## Exercise prompt
Copy all lines that contain the word "Linear".

"""

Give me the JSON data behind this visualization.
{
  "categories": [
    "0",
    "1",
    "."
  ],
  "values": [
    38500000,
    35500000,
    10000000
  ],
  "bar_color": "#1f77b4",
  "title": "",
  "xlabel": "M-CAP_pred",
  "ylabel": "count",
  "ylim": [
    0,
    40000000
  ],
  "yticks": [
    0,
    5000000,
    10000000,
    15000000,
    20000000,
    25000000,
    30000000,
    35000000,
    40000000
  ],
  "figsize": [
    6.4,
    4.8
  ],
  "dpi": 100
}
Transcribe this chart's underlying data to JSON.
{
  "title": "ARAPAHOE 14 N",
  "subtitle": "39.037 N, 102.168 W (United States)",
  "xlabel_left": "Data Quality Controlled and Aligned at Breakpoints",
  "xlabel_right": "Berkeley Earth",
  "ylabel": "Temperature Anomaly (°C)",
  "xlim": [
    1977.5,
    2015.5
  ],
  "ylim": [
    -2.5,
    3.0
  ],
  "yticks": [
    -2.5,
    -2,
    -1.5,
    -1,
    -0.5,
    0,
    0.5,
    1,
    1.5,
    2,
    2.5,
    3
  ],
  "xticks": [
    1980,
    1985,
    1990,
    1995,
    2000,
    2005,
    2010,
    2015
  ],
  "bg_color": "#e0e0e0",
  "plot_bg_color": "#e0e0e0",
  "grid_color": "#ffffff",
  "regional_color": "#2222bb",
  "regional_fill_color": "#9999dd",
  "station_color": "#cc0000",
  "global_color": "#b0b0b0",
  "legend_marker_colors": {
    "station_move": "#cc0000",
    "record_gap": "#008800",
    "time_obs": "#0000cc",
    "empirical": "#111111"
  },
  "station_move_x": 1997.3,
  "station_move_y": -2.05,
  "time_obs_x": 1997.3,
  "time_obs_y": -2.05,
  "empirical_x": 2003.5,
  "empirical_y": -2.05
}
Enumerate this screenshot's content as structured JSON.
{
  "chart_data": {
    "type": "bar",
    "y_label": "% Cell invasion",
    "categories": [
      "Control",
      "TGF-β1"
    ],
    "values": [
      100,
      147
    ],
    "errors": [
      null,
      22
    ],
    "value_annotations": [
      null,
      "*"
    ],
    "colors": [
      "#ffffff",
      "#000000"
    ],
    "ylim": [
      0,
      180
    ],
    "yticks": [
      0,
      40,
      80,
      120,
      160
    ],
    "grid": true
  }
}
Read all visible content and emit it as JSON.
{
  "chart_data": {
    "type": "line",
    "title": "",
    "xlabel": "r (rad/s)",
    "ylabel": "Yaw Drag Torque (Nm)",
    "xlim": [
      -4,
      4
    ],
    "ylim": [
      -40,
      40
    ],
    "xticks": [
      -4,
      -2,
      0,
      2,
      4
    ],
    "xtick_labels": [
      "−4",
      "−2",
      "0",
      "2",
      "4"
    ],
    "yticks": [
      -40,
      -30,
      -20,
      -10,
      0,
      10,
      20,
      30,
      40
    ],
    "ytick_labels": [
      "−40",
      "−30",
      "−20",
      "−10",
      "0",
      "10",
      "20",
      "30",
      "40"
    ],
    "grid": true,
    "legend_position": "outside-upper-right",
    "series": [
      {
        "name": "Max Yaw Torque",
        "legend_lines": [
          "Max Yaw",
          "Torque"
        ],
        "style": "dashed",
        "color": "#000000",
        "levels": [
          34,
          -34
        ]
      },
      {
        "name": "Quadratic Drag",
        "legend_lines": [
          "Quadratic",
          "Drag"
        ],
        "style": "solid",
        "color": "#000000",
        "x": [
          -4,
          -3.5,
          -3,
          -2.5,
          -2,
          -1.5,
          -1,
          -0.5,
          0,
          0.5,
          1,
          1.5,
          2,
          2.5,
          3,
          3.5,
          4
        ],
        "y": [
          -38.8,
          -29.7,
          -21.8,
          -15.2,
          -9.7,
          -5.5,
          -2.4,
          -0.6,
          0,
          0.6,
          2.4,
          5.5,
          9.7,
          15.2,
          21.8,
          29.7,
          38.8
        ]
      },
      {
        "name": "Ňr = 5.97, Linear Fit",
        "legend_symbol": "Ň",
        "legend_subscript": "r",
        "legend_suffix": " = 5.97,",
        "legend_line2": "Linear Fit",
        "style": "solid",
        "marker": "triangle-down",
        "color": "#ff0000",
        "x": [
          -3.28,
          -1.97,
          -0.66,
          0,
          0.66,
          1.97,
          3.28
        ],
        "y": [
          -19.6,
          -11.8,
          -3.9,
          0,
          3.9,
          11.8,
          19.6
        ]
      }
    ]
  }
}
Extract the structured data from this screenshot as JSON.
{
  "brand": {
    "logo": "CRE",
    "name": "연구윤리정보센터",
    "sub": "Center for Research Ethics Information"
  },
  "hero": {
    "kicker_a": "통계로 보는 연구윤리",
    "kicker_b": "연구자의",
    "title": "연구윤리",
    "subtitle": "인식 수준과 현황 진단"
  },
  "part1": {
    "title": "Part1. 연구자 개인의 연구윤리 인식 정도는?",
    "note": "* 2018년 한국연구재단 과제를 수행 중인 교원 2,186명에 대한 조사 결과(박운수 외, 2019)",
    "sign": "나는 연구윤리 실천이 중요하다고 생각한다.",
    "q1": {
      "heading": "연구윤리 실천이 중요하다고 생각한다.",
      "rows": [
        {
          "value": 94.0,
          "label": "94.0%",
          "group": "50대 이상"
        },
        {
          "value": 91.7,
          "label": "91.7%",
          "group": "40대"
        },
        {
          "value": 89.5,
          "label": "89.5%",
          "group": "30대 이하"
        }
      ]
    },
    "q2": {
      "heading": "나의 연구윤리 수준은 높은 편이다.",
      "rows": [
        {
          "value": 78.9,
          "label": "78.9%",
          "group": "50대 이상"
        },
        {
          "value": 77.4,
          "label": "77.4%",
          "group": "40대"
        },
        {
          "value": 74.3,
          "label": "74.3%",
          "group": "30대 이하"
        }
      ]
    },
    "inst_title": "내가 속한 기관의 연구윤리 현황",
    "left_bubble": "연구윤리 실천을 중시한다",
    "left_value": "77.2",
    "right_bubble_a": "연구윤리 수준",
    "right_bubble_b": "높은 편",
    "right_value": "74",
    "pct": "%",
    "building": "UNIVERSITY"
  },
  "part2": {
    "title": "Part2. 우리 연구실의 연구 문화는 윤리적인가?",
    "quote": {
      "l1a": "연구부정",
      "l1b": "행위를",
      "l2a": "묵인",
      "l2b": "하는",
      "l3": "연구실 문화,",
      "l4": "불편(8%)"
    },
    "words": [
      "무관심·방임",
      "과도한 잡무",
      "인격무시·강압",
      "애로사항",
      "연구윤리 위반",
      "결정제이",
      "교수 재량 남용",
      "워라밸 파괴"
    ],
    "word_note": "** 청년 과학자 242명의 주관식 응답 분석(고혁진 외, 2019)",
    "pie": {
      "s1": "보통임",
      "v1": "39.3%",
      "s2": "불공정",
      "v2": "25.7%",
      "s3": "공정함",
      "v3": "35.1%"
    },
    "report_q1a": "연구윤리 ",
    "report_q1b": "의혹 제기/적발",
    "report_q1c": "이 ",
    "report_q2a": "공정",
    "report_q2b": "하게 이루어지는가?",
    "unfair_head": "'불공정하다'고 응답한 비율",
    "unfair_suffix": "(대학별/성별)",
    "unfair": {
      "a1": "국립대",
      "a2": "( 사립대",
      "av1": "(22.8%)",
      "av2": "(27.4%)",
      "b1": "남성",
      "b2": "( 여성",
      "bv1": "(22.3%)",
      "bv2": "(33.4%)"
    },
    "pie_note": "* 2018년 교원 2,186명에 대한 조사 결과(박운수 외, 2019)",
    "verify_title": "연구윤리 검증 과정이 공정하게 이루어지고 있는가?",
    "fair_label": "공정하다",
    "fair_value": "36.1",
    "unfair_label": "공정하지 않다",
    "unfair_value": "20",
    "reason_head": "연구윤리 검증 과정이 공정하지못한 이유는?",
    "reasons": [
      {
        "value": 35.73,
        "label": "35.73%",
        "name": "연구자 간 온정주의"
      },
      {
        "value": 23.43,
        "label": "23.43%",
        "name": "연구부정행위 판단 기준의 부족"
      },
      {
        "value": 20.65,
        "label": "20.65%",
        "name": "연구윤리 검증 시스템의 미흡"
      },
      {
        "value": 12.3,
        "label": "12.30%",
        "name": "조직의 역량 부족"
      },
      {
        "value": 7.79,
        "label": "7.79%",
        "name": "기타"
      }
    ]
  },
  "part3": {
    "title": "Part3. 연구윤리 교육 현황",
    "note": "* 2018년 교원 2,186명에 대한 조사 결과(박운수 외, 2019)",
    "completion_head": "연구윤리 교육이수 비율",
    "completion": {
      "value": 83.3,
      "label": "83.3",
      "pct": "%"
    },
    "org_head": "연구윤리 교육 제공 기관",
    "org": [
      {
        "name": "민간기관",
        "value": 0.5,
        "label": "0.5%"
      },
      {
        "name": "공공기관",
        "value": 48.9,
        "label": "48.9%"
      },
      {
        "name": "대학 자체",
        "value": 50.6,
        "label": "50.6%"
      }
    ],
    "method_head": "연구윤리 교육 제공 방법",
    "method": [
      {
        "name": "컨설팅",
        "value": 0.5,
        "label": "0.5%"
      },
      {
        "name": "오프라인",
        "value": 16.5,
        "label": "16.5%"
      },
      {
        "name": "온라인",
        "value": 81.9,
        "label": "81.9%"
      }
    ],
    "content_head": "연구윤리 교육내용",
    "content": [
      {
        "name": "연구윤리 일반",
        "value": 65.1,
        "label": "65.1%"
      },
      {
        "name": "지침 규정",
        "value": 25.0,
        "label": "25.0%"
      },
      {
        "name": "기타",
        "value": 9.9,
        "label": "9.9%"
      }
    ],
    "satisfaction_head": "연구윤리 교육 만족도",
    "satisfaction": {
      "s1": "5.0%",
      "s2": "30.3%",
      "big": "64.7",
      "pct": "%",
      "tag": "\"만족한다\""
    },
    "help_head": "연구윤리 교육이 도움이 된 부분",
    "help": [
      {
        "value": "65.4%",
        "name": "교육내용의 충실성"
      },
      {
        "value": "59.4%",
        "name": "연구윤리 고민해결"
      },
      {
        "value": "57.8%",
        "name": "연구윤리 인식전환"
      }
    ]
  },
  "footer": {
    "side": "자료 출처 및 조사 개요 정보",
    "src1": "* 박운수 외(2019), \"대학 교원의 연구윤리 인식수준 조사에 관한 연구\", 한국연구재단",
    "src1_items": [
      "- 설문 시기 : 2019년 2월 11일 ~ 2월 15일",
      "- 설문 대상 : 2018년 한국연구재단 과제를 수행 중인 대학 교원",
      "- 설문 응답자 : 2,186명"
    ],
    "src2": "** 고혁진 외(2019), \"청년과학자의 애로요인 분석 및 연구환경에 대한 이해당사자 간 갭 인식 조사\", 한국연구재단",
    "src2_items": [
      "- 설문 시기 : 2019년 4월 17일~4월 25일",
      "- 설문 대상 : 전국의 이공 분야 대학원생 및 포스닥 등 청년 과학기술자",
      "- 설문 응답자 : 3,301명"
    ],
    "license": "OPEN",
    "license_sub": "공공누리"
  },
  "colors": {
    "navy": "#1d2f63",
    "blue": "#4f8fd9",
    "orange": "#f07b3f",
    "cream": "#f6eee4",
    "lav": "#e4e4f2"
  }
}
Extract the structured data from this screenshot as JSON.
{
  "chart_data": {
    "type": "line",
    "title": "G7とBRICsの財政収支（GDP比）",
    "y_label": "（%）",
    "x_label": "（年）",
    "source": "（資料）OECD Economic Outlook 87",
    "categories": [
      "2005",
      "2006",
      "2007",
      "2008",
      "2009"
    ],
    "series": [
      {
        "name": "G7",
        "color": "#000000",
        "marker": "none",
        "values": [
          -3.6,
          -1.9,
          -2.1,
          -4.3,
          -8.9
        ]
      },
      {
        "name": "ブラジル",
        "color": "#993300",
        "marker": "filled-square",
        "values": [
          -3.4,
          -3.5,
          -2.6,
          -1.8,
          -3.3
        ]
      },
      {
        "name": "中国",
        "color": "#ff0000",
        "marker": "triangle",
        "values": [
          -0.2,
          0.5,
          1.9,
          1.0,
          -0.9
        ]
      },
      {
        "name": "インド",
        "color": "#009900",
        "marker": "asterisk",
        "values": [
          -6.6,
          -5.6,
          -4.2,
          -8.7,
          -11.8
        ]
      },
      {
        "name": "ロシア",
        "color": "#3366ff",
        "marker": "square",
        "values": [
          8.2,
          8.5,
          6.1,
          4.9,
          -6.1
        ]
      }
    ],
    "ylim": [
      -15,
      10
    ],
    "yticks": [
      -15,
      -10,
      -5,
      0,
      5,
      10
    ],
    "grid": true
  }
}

"""

## Reply to the exercise
        "name": "Ňr = 5.97, Linear Fit",
        "legend_line2": "Linear Fit",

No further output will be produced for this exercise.